__Task description__.
Extract each line holding the word "Unity" from the entries.

---------------

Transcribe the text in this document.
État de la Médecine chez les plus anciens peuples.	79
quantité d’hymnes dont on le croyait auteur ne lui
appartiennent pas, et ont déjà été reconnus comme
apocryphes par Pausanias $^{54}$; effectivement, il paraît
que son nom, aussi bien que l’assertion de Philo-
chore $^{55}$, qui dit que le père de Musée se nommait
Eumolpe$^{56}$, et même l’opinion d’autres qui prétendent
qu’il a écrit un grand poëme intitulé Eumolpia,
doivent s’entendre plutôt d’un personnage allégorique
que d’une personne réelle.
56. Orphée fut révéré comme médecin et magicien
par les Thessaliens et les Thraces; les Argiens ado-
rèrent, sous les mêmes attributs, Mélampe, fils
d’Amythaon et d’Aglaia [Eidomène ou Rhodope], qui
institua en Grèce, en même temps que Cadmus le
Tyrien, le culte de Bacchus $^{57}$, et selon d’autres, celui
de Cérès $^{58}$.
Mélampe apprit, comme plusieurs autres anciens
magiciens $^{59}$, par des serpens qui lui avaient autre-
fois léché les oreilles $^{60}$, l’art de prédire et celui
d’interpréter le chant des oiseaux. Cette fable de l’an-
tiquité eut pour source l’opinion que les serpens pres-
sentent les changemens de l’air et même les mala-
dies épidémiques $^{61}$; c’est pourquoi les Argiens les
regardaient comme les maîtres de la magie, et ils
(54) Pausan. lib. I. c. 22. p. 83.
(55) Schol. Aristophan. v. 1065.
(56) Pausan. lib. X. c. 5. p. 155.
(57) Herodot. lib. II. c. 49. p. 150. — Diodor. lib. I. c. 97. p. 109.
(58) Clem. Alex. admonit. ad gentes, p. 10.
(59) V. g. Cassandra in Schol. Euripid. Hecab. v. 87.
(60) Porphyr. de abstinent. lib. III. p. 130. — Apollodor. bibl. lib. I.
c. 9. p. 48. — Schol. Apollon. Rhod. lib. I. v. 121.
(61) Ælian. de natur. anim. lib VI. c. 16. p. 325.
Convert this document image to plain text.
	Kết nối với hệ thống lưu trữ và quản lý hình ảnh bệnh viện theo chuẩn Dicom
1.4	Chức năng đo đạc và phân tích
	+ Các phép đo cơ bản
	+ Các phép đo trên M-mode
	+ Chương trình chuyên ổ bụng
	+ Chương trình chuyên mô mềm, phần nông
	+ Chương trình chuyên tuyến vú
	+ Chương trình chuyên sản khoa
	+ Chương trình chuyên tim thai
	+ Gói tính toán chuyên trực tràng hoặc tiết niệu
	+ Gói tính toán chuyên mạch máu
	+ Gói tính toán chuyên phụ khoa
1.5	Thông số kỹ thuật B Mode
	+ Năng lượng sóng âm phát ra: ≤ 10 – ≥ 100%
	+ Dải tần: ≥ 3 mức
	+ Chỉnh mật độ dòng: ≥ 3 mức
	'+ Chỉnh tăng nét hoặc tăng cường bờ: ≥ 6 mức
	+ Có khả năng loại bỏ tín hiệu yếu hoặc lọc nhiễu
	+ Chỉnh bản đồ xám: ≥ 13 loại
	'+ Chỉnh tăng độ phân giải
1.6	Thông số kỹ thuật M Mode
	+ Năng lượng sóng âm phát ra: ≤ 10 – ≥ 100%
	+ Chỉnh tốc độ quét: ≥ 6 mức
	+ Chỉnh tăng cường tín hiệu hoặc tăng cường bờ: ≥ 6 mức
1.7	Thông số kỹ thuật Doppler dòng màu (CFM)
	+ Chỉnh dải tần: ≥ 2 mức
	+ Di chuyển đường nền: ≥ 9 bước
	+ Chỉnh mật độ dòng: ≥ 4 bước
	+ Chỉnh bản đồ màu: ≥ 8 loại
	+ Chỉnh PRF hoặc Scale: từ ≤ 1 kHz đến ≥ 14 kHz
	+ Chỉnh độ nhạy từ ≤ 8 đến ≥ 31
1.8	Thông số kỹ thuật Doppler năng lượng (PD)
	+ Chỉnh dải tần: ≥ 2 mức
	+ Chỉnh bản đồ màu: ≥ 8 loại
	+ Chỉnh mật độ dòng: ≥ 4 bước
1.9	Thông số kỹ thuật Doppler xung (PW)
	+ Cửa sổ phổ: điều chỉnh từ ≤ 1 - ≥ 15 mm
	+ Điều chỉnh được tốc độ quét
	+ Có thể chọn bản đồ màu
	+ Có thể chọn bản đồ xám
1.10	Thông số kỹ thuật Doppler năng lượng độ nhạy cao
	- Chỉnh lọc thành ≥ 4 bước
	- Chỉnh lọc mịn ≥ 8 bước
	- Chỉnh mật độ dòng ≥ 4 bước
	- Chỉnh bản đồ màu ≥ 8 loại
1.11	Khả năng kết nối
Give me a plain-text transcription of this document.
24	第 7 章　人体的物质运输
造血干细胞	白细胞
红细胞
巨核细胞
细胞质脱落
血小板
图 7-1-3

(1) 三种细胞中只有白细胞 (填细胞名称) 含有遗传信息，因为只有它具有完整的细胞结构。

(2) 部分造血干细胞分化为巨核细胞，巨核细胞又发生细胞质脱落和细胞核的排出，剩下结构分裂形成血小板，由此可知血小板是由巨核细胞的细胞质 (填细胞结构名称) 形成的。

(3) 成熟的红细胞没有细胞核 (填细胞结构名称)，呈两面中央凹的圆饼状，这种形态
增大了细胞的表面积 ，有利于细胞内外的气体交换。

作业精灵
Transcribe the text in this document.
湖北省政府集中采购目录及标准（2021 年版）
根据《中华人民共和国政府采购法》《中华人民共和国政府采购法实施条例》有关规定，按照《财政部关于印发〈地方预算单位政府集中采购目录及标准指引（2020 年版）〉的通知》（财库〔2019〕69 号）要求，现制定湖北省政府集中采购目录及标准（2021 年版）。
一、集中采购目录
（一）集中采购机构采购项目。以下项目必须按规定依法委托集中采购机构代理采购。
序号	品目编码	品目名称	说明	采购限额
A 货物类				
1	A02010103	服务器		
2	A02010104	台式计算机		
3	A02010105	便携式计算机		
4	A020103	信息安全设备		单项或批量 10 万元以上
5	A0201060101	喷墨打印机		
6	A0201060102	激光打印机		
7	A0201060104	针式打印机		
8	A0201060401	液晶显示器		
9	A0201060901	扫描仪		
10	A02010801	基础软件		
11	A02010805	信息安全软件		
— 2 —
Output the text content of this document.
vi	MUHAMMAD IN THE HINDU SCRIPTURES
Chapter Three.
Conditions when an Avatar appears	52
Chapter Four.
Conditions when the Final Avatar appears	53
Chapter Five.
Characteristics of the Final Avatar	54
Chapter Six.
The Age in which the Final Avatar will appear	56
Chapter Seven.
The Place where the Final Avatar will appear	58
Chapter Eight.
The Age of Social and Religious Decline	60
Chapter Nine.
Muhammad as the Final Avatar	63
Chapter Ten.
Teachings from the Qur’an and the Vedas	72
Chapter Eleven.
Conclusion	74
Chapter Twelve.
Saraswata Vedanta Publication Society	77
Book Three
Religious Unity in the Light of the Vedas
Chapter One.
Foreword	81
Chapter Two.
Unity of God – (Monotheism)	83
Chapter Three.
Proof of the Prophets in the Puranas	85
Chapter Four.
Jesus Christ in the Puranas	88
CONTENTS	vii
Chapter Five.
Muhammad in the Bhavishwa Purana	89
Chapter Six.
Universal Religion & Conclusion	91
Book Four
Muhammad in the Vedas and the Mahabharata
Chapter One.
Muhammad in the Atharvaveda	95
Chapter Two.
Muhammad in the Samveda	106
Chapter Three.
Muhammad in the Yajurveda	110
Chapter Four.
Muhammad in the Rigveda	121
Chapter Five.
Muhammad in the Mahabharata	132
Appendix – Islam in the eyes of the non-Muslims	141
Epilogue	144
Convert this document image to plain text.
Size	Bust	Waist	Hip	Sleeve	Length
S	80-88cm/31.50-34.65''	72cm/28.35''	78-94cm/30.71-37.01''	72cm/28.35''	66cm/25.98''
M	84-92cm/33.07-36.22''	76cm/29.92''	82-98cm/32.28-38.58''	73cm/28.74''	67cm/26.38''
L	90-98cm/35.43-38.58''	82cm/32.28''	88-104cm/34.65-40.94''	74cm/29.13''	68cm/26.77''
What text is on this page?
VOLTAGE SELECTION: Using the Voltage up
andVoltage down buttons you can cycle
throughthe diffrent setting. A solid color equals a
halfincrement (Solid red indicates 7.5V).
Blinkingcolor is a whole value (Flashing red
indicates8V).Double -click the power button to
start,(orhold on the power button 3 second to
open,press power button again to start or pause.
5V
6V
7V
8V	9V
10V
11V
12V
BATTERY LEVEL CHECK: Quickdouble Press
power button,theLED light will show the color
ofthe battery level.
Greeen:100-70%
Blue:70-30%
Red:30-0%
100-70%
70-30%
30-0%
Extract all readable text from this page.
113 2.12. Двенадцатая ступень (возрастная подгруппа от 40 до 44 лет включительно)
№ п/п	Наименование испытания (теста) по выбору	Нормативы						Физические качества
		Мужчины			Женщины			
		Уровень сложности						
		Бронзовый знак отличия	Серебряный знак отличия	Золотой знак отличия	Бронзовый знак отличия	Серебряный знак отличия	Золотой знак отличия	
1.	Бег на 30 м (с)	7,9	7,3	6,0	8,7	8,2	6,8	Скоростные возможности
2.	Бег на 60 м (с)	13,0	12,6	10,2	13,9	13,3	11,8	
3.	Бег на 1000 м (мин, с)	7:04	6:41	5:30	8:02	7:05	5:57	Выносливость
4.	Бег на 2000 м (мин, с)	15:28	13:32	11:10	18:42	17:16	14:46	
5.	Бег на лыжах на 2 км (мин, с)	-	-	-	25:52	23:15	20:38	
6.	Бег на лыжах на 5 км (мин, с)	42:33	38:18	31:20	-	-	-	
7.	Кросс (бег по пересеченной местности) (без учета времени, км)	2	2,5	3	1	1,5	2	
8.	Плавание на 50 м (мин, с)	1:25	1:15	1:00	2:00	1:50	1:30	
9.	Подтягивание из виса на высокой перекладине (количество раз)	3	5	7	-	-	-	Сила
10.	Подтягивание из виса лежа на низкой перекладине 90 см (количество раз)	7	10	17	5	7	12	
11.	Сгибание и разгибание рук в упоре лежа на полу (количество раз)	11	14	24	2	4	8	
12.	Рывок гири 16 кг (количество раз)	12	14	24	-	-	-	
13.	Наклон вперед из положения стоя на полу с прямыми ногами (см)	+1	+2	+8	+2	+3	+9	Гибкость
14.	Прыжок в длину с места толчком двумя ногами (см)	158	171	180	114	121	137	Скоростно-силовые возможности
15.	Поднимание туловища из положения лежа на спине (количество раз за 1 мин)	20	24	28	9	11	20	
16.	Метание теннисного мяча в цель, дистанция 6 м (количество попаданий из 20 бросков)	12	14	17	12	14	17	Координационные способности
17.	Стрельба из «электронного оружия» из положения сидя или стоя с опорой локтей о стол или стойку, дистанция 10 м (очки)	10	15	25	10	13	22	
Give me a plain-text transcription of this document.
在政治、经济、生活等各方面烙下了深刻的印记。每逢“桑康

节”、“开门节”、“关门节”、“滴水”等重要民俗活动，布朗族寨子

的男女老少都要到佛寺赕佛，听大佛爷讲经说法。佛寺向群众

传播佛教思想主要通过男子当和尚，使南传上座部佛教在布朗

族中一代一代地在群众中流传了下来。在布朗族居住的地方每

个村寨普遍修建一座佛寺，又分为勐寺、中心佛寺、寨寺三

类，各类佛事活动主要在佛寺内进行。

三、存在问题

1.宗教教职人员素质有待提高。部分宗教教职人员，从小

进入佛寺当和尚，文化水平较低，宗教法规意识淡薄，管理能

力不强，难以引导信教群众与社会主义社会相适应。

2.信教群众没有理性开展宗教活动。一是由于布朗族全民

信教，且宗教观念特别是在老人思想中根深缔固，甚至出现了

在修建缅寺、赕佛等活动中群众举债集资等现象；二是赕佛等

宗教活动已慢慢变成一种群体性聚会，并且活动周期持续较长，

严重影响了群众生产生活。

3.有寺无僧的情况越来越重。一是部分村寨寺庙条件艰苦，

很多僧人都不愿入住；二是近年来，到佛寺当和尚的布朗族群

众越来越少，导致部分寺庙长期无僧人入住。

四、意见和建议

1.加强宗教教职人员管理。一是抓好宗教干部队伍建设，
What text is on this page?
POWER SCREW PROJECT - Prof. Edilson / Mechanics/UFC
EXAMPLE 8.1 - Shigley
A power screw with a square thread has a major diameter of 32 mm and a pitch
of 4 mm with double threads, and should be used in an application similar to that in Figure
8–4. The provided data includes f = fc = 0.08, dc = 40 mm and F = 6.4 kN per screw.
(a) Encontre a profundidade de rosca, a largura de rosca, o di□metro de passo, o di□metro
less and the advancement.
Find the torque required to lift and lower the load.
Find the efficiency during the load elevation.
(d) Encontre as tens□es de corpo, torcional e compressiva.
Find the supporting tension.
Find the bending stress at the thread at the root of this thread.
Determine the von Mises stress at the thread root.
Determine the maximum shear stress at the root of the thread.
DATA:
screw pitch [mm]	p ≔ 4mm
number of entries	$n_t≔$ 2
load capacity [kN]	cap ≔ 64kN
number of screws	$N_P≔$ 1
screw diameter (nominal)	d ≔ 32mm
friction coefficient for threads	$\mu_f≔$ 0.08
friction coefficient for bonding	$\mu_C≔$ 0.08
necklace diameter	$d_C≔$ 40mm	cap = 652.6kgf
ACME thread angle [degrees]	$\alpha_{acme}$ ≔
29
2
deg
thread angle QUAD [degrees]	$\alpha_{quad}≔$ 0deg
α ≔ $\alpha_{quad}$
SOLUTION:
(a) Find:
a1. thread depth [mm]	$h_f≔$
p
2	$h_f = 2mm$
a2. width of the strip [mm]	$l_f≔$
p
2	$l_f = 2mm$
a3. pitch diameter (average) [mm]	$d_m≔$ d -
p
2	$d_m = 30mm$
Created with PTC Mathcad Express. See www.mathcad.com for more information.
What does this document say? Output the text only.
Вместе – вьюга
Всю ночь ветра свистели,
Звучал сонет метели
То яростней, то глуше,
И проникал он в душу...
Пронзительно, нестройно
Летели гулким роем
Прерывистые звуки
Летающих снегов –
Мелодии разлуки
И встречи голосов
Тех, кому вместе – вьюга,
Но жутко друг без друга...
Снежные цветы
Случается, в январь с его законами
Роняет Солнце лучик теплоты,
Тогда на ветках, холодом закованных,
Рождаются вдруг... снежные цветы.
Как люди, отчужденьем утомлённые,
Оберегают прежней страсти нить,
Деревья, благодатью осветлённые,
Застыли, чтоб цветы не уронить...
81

---------------

__Full answer__.
Religious Unity in the Light of the Vedas
Unity of God – (Monotheism)	83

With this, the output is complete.